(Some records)
☆ ☆ ☆ ☆

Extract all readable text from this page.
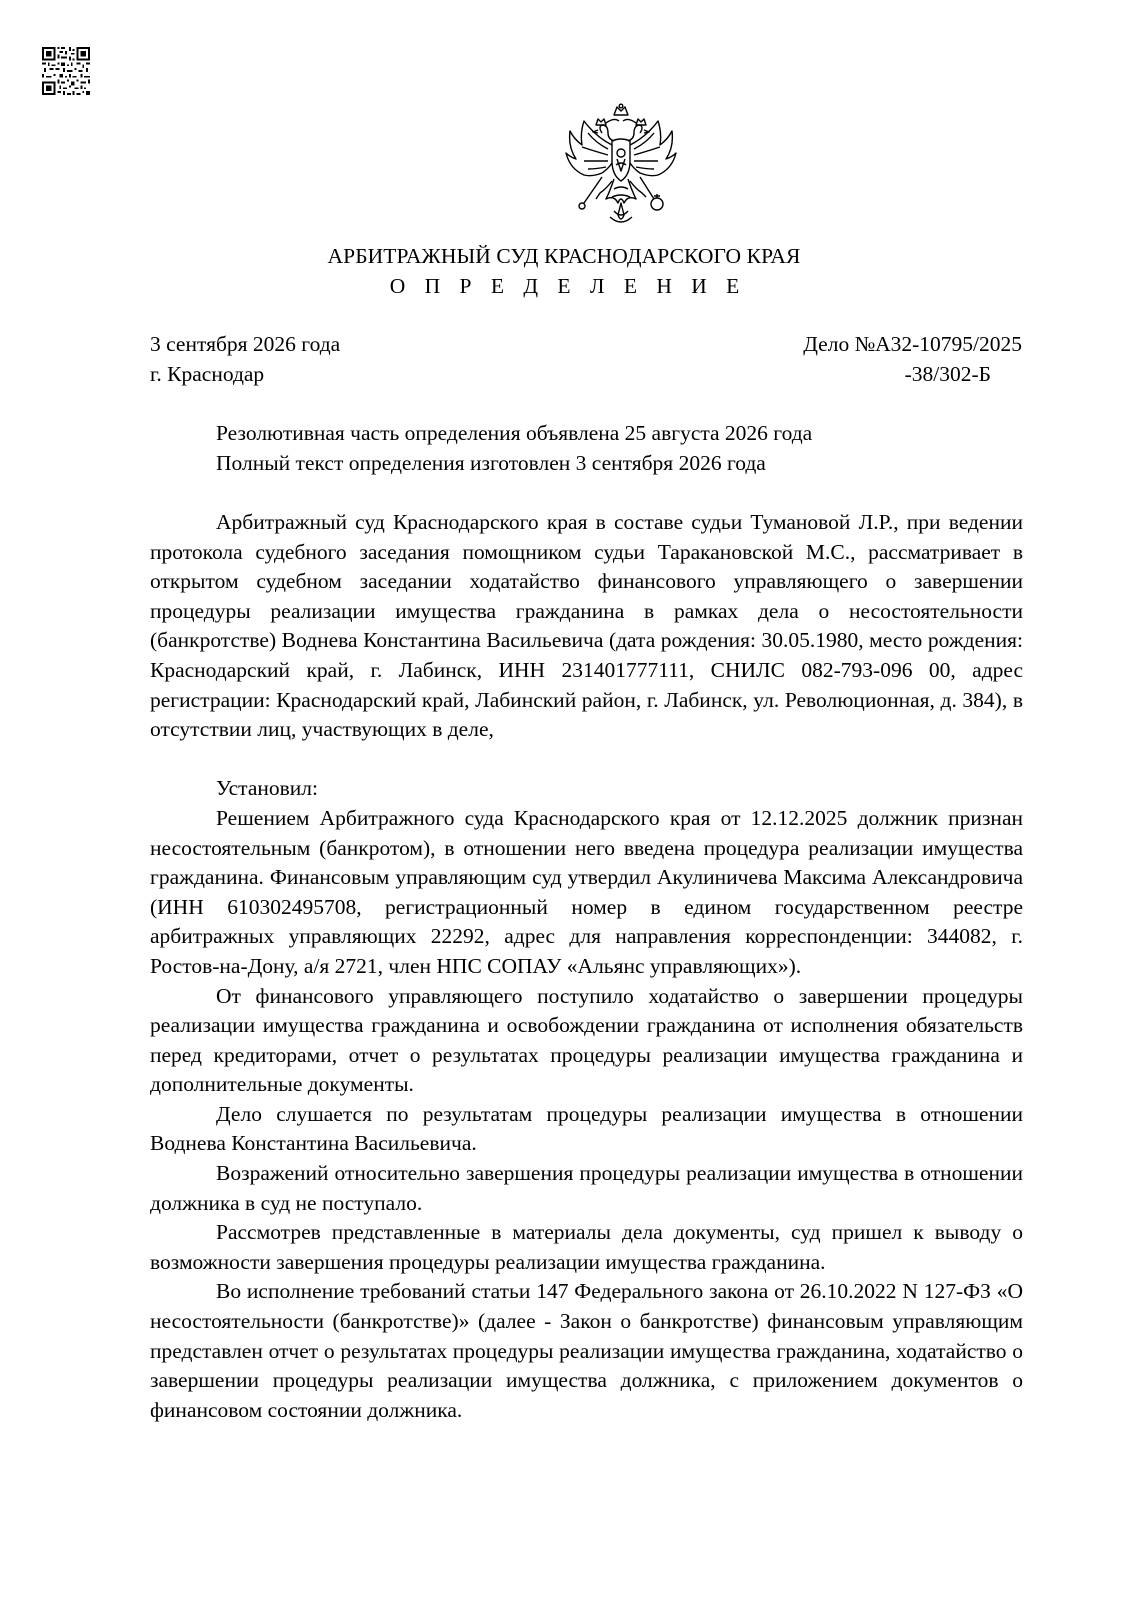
АРБИТРАЖНЫЙ СУД КРАСНОДАРСКОГО КРАЯ
О П Р Е Д Е Л Е Н И Е
3 сентября 2026 года
г. Краснодар
Дело №А32-10795/2025
-38/302-Б
Резолютивная часть определения объявлена 25 августа 2026 года
Полный текст определения изготовлен 3 сентября 2026 года

Арбитражный суд Краснодарского края в составе судьи Тумановой Л.Р., при ведении протокола судебного заседания помощником судьи Таракановской М.С., рассматривает в открытом судебном заседании ходатайство финансового управляющего о завершении процедуры реализации имущества гражданина в рамках дела о несостоятельности (банкротстве) Воднева Константина Васильевича (дата рождения: 30.05.1980, место рождения: Краснодарский край, г. Лабинск, ИНН 231401777111, СНИЛС 082-793-096 00, адрес регистрации: Краснодарский край, Лабинский район, г. Лабинск, ул. Революционная, д. 384), в отсутствии лиц, участвующих в деле,

Установил:

Решением Арбитражного суда Краснодарского края от 12.12.2025 должник признан несостоятельным (банкротом), в отношении него введена процедура реализации имущества гражданина. Финансовым управляющим суд утвердил Акулиничева Максима Александровича (ИНН 610302495708, регистрационный номер в едином государственном реестре арбитражных управляющих 22292, адрес для направления корреспонденции: 344082, г. Ростов-на-Дону, а/я 2721, член НПС СОПАУ «Альянс управляющих»).

От финансового управляющего поступило ходатайство о завершении процедуры реализации имущества гражданина и освобождении гражданина от исполнения обязательств перед кредиторами, отчет о результатах процедуры реализации имущества гражданина и дополнительные документы.

Дело слушается по результатам процедуры реализации имущества в отношении Воднева Константина Васильевича.

Возражений относительно завершения процедуры реализации имущества в отношении должника в суд не поступало.

Рассмотрев представленные в материалы дела документы, суд пришел к выводу о возможности завершения процедуры реализации имущества гражданина.

Во исполнение требований статьи 147 Федерального закона от 26.10.2022 N 127-ФЗ «О несостоятельности (банкротстве)» (далее - Закон о банкротстве) финансовым управляющим представлен отчет о результатах процедуры реализации имущества гражданина, ходатайство о завершении процедуры реализации имущества должника, с приложением документов о финансовом состоянии должника.
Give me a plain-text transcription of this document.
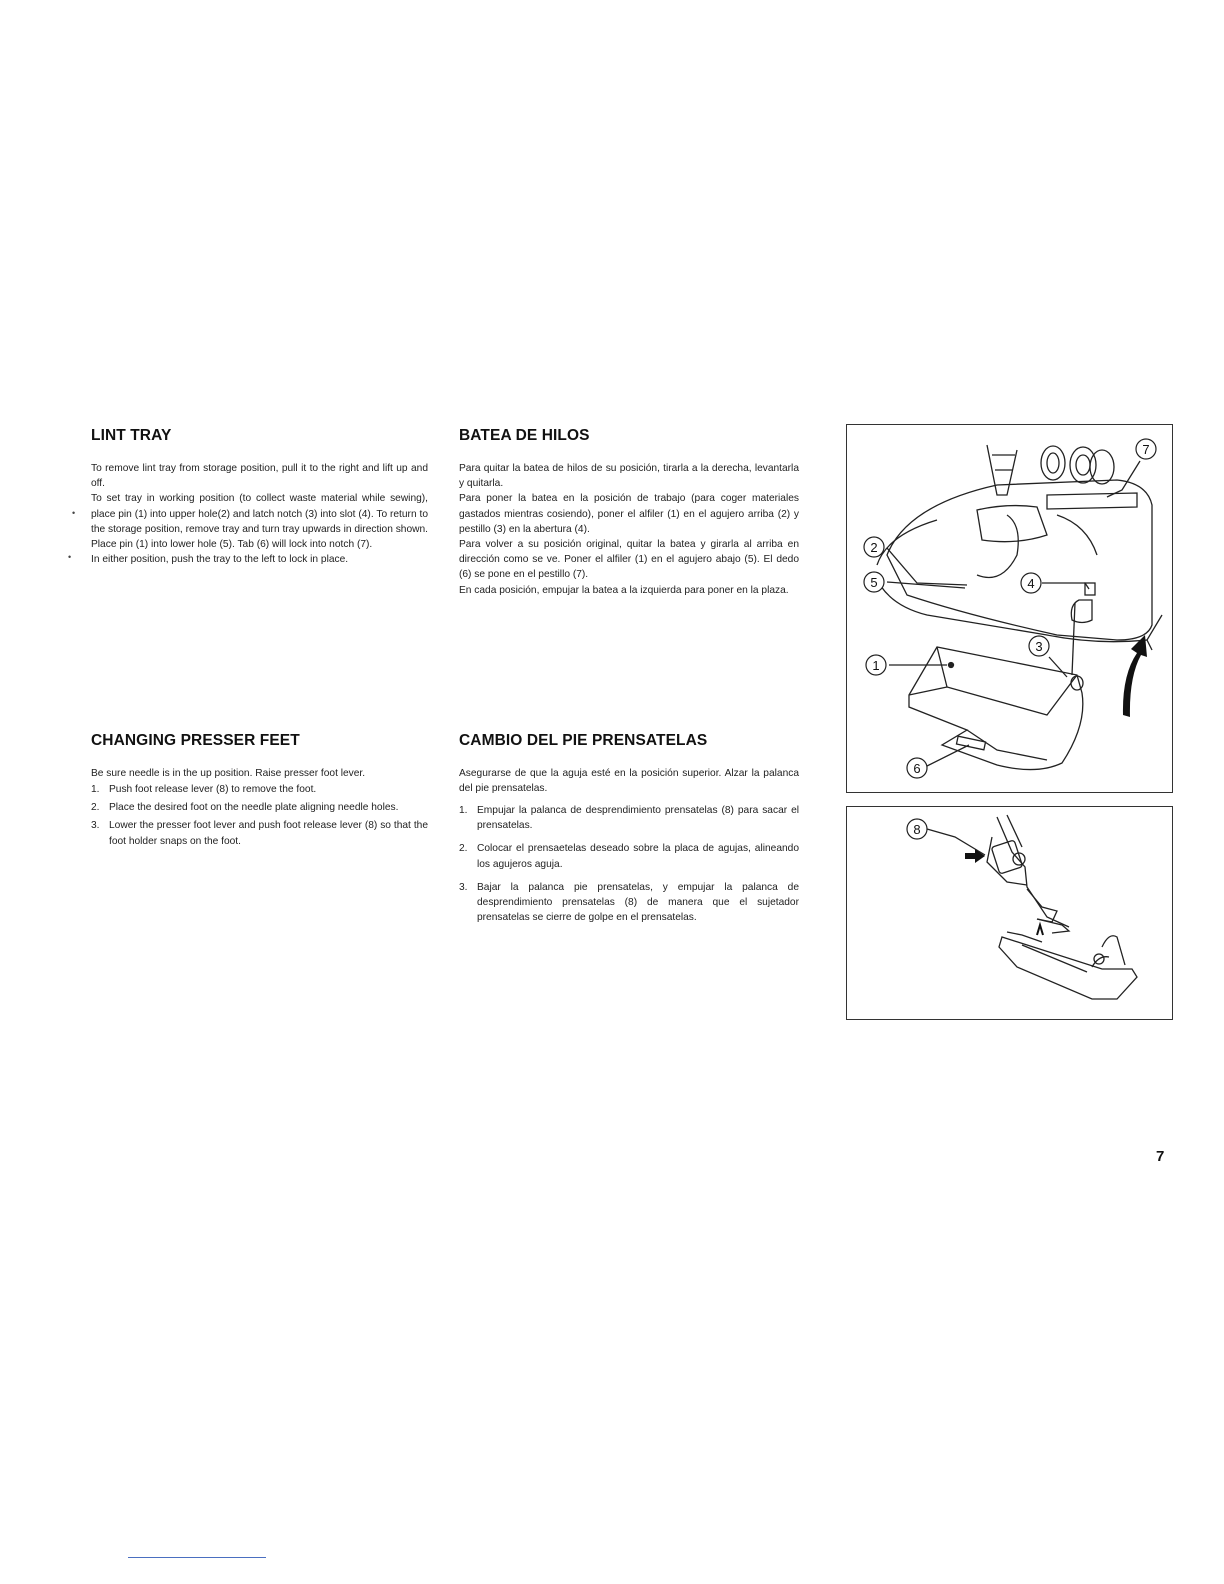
LINT TRAY

To remove lint tray from storage position, pull it to the right and lift up and off.

To set tray in working position (to collect waste material while sewing), place pin (1) into upper hole(2) and latch notch (3) into slot (4). To return to the storage position, remove tray and turn tray upwards in direction shown. Place pin (1) into lower hole (5). Tab (6) will lock into notch (7).

In either position, push the tray to the left to lock in place.

•
•
BATEA DE HILOS

Para quitar la batea de hilos de su posición, tirarla a la derecha, levantarla y quitarla.

Para poner la batea en la posición de trabajo (para coger materiales gastados mientras cosiendo), poner el alfiler (1) en el agujero arriba (2) y pestillo (3) en la abertura (4).

Para volver a su posición original, quitar la batea y girarla al arriba en dirección como se ve. Poner el alfiler (1) en el agujero abajo (5). El dedo (6) se pone en el pestillo (7).

En cada posición, empujar la batea a la izquierda para poner en la plaza.

CHANGING PRESSER FEET
Be sure needle is in the up position. Raise presser foot lever.
1. Push foot release lever (8) to remove the foot.
2. Place the desired foot on the needle plate aligning needle holes.
3. Lower the presser foot lever and push foot release lever (8) so that the foot holder snaps on the foot.
CAMBIO DEL PIE PRENSATELAS
Asegurarse de que la aguja esté en la posición superior. Alzar la palanca del pie prensatelas.
1. Empujar la palanca de desprendimiento prensatelas (8) para sacar el prensatelas.
2. Colocar el prensaetelas deseado sobre la placa de agujas, alineando los agujeros aguja.
3. Bajar la palanca pie prensatelas, y empujar la palanca de desprendimiento prensatelas (8) de manera que el sujetador prensatelas se cierre de golpe en el prensatelas.
1
2
3
4
5
6
7
8
7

☆ ☆ ☆ ☆

EXERCISE DESCRIPTION →
Reply with one number only, the count of lines above that hold the string "text".

THE RESULT →
2